◆ **Exercise description**
Check each line of the data for "两学一做" and select those that have it.

◆ **Dataset excerpts**
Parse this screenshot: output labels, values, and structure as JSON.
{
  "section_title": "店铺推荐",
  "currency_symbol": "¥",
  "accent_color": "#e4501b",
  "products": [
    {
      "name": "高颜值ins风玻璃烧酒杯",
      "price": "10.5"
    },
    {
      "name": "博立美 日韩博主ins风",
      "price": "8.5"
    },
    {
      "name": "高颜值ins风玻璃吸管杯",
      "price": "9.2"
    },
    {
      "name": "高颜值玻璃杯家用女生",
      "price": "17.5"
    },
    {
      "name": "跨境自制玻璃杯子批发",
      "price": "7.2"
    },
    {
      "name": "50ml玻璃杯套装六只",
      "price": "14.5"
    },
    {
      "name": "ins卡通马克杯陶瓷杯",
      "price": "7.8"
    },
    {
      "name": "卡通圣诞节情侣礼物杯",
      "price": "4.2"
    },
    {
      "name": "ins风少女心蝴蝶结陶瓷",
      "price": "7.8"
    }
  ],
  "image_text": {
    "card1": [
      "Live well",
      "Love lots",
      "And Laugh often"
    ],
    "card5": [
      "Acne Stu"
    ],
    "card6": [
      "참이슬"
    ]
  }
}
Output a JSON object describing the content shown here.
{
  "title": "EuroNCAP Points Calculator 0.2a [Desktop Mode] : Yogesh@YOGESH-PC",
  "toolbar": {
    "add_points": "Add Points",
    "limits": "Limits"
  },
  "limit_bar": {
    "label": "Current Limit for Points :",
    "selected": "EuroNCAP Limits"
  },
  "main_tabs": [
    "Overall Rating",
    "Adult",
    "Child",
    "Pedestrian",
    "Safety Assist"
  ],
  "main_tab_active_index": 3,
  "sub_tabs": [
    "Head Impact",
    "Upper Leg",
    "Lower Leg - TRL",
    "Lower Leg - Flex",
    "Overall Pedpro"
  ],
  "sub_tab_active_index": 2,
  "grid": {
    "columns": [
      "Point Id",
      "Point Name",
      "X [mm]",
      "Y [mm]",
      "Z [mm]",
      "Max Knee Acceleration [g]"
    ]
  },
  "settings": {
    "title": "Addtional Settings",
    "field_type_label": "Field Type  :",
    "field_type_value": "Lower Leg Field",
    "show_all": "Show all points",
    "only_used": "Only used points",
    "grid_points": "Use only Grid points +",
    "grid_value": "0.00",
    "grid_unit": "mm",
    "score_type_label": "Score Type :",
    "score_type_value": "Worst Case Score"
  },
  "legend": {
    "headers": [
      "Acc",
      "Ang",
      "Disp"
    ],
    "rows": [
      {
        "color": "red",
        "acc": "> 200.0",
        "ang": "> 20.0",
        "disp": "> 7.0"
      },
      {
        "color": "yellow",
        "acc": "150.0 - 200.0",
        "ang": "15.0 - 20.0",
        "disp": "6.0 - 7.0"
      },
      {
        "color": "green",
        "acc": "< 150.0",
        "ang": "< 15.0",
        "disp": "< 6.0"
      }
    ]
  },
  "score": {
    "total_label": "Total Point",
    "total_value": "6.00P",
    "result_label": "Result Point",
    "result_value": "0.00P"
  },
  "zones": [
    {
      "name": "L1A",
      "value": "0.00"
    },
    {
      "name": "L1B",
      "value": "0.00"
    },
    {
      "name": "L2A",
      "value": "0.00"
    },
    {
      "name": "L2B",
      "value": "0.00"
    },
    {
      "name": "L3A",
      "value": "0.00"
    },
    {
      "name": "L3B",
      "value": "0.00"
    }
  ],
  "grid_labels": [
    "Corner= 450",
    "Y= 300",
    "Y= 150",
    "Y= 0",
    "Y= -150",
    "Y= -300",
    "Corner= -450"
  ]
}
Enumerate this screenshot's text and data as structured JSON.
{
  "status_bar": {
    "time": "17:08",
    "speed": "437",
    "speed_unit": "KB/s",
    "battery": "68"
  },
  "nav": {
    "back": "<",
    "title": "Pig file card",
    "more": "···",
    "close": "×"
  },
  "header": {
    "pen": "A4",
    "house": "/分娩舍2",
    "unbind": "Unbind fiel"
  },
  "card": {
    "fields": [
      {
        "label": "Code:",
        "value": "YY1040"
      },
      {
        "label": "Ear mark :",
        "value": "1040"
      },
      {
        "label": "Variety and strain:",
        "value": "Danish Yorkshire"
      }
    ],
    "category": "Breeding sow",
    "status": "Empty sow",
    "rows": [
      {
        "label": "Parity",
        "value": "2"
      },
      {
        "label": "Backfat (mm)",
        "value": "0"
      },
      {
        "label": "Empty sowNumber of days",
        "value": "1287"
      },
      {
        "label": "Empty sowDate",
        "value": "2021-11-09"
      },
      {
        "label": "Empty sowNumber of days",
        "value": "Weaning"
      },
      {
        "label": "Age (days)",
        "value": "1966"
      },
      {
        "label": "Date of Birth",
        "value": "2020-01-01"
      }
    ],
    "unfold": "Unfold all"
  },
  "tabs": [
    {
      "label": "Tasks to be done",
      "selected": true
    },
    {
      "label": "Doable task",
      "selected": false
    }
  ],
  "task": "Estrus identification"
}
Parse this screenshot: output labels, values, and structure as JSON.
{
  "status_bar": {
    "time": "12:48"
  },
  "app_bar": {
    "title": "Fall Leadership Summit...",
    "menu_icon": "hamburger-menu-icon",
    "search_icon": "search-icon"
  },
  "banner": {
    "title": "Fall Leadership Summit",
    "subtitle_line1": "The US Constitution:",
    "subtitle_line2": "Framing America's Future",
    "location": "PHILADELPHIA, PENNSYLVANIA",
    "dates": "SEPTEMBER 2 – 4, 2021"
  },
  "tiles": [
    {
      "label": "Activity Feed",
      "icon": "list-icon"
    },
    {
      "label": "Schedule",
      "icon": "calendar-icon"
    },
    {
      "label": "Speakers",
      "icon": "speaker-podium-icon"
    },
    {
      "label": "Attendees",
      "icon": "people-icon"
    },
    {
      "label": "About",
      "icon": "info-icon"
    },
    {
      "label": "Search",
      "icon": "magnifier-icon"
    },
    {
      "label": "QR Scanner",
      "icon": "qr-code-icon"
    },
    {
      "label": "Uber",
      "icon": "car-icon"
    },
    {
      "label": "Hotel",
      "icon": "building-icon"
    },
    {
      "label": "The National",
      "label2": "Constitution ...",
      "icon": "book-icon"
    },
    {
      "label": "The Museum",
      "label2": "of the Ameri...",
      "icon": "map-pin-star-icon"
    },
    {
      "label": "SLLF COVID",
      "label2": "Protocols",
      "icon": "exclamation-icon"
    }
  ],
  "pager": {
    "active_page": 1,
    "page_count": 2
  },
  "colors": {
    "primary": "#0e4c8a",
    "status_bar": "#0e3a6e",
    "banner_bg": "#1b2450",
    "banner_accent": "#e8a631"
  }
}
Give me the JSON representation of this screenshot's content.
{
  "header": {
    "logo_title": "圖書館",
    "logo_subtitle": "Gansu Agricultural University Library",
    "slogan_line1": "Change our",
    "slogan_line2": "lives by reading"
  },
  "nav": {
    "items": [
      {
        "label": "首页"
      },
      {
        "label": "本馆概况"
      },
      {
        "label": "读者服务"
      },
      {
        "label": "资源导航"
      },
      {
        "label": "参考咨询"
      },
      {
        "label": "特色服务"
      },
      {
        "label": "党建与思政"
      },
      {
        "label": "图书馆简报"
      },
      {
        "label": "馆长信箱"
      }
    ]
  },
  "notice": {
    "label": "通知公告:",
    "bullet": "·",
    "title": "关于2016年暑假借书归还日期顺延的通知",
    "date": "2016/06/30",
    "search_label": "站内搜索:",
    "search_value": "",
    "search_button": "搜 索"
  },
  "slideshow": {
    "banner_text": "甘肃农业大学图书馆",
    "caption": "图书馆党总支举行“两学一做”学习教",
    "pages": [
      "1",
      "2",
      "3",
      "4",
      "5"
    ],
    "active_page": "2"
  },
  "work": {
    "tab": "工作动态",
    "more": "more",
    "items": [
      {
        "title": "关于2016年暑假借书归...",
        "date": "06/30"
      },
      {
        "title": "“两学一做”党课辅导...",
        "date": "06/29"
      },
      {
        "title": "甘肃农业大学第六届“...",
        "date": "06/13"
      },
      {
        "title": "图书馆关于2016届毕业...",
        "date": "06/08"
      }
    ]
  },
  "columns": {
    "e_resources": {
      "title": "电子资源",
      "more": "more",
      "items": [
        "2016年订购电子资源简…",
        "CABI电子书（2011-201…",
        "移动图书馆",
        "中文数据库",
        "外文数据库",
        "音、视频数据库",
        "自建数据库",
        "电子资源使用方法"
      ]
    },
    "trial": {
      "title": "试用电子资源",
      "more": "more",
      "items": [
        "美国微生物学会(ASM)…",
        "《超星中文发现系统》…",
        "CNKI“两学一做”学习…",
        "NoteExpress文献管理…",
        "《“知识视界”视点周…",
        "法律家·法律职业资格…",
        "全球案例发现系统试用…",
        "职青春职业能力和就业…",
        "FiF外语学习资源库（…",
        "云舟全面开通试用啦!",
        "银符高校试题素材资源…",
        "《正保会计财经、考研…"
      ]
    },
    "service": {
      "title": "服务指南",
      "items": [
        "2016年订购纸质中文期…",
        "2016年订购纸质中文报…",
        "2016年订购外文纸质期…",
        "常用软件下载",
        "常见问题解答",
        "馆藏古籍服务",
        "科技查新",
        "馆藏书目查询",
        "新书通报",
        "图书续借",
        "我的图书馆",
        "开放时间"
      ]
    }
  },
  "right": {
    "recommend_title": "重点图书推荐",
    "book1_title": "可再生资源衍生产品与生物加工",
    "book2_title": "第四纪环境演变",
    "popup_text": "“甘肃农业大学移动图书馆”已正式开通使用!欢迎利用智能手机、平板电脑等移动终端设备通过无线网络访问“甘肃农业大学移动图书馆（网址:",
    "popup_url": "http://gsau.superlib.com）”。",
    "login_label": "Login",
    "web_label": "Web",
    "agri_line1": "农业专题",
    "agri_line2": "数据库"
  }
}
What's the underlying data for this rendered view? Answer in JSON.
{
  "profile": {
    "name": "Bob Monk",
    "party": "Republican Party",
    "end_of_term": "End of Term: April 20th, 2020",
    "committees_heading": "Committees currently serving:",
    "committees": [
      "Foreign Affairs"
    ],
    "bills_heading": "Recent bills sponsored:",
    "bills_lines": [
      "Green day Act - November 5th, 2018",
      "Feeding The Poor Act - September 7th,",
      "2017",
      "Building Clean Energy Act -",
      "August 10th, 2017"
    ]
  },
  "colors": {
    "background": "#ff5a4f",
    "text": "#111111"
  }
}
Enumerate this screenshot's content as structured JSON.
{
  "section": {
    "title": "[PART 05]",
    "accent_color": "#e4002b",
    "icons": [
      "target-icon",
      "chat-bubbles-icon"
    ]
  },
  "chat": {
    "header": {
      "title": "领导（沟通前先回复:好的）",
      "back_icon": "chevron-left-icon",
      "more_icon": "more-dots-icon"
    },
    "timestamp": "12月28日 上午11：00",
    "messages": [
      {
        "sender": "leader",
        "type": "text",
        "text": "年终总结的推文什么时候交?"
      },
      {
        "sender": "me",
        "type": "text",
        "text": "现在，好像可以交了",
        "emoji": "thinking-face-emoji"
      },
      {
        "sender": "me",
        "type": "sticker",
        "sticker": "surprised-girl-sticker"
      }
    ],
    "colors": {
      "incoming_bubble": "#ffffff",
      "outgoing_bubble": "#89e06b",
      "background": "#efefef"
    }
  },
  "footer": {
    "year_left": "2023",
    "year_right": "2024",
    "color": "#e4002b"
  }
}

◆ **Result for this task**
    "caption": "图书馆党总支举行“两学一做”学习教",
        "title": "“两学一做”党课辅导...",
        "CNKI“两学一做”学习…",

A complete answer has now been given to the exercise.